Work instructions: Pull every line that holds the word "geraamd" from the entries.

Entries shown:
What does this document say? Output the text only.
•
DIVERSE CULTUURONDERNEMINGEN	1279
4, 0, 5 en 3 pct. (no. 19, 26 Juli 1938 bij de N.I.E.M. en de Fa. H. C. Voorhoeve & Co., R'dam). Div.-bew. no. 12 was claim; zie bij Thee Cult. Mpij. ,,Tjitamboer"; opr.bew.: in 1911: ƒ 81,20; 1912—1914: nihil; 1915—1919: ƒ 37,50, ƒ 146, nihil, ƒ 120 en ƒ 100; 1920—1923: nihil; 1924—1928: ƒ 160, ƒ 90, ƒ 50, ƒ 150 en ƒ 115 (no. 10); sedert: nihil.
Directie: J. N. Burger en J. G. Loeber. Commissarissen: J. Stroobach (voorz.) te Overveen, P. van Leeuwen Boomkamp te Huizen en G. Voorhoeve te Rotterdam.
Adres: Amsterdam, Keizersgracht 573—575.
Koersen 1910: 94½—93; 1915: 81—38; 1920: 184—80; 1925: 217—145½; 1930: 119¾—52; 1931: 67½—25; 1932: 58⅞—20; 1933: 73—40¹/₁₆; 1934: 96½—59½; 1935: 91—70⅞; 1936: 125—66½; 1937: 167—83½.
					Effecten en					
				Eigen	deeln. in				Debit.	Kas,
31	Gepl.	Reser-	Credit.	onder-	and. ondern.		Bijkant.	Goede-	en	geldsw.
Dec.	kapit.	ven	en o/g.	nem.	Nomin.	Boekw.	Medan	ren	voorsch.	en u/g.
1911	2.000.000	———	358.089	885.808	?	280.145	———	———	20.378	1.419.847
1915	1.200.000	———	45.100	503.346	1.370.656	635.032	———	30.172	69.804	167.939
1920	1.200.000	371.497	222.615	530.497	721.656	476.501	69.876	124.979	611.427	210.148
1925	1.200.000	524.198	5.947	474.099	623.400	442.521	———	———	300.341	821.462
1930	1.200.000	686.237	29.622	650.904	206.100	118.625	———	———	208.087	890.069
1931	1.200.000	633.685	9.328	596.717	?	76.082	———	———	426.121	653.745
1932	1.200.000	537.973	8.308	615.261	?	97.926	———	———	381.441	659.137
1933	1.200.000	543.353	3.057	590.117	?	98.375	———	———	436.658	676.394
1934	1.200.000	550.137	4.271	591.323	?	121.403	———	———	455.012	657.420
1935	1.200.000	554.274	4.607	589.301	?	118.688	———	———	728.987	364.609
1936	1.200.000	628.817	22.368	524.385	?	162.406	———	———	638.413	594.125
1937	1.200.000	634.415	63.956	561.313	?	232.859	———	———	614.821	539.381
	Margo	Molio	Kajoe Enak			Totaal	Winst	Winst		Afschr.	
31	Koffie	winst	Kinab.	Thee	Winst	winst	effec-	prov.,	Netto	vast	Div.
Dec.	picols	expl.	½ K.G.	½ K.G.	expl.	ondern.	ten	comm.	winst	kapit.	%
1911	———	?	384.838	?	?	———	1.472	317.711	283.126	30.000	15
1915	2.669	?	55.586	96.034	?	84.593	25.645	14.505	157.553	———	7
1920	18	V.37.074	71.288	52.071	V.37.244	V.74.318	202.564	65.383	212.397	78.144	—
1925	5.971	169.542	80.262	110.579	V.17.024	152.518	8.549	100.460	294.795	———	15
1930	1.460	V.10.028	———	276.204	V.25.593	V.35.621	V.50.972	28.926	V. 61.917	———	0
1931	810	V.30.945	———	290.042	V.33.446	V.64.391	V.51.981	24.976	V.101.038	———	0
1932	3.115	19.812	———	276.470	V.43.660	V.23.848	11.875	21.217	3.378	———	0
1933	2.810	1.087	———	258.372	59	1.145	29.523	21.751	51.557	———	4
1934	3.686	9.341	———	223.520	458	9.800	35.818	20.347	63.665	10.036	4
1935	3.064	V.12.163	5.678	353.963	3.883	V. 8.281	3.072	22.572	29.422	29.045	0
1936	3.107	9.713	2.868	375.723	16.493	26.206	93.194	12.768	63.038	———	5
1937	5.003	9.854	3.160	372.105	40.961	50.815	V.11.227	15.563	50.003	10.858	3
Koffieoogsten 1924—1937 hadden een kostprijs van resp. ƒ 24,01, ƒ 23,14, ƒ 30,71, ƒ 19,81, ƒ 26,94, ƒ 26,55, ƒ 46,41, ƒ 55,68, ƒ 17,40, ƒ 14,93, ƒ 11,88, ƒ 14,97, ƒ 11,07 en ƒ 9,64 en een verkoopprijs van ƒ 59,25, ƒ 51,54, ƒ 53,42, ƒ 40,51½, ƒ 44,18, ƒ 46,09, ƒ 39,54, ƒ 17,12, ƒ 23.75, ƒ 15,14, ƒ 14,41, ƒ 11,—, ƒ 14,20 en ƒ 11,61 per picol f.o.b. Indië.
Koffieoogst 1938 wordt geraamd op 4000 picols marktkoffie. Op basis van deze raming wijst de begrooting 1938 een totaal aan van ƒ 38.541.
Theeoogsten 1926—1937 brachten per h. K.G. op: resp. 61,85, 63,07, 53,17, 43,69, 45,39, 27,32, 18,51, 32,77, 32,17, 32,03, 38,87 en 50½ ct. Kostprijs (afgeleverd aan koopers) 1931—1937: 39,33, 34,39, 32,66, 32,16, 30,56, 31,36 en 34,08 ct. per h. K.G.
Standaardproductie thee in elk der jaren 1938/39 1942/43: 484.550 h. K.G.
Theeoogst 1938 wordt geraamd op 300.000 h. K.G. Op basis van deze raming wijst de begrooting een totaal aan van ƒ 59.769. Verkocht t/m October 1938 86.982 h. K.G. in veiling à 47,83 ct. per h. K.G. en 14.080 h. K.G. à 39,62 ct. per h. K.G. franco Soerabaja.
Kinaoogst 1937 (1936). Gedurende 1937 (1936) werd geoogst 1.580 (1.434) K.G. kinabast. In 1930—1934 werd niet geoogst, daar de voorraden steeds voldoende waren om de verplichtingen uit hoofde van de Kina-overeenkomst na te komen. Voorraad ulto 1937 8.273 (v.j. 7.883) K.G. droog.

Response:
Koffieoogst 1938 wordt geraamd op 4000 picols marktkoffie. Op basis van deze raming wijst de begrooting 1938 een totaal aan van ƒ 38.541.
Theeoogst 1938 wordt geraamd op 300.000 h. K.G. Op basis van deze raming wijst de begrooting een totaal aan van ƒ 59.769. Verkocht t/m October 1938 86.982 h. K.G. in veiling à 47,83 ct. per h. K.G. en 14.080 h. K.G. à 39,62 ct. per h. K.G. franco Soerabaja.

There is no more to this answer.